======== Provided information

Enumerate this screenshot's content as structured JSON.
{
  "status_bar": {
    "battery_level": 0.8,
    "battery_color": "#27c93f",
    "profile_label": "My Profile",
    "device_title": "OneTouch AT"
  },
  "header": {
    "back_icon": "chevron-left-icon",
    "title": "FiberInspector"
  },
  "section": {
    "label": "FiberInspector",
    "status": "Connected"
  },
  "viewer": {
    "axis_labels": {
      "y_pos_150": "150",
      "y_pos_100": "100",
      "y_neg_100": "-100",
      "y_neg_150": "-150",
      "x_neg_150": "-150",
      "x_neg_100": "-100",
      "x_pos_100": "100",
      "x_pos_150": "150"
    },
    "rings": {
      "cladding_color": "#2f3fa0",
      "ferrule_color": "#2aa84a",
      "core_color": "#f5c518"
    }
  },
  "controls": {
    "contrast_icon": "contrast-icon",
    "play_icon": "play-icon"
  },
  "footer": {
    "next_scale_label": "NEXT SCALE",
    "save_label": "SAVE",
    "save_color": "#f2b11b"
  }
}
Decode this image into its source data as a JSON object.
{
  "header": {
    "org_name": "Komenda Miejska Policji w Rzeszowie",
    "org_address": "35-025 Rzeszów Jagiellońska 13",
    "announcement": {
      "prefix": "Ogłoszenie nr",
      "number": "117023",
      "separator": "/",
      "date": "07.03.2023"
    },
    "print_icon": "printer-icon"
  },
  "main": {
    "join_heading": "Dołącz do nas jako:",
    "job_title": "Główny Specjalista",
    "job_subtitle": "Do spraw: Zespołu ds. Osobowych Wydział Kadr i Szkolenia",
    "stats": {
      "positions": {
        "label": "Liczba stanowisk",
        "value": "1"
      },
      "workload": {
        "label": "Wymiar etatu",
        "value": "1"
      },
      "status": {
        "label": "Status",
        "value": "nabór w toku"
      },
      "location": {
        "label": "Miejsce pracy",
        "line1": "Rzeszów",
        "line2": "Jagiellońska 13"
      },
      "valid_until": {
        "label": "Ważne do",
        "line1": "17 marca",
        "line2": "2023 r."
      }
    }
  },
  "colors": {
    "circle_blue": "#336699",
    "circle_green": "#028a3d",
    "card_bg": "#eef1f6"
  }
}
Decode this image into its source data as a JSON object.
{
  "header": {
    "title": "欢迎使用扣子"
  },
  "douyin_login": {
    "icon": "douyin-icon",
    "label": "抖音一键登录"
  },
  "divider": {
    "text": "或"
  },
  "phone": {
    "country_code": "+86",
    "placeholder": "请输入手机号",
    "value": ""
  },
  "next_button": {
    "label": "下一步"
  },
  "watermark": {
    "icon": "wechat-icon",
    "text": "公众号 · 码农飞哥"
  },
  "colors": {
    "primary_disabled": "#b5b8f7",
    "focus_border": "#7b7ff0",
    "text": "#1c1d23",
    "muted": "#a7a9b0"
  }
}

================

### Stated problem
Whichever lines contain the string "FiberInspector", select and copy them.

### Exercise response
    "title": "FiberInspector"
    "label": "FiberInspector",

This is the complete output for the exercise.